==== Information given
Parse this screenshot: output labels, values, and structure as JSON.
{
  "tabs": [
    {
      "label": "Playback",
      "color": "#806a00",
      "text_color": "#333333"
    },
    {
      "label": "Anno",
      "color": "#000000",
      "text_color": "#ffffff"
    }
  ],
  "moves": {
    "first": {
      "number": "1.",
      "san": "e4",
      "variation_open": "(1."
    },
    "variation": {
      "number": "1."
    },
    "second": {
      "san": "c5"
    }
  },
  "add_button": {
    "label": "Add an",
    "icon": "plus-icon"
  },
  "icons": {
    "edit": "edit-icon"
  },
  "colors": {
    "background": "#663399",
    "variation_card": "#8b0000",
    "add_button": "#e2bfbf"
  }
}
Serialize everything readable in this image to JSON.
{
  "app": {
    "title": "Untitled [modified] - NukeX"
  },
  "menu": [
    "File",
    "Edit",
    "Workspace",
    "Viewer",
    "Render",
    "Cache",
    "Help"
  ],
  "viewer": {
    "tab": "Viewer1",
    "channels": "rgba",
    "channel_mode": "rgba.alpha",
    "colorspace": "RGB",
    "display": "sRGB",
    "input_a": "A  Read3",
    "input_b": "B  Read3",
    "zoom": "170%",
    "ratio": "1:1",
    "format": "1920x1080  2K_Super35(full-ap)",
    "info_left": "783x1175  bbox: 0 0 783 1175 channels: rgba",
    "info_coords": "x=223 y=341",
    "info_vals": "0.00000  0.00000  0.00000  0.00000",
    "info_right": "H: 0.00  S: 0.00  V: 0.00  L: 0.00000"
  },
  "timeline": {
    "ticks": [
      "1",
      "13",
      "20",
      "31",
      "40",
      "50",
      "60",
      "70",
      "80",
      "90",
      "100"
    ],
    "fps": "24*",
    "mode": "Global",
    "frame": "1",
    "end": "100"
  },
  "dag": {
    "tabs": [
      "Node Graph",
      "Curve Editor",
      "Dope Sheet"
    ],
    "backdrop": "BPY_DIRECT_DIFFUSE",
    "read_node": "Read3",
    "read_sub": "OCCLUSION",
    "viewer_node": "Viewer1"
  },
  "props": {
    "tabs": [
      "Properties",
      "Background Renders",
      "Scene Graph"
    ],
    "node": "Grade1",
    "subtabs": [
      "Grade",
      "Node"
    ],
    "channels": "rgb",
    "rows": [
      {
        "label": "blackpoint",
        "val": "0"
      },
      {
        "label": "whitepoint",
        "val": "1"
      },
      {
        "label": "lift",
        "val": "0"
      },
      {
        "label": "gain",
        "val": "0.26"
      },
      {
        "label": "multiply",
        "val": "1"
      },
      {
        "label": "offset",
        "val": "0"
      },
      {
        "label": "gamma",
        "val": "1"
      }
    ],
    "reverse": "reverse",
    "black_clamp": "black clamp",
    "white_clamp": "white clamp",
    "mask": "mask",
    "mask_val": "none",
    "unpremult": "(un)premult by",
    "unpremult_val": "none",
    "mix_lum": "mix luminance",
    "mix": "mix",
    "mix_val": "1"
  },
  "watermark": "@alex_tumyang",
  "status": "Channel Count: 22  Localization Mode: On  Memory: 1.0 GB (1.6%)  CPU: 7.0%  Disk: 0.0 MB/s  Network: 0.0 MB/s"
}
========
• Exercise description
Scan the material above. Extract every line in which the word "channels" occurs.

• Response below
    "channels": "rgba",
    "info_left": "783x1175  bbox: 0 0 783 1175 channels: rgba",
    "channels": "rgb",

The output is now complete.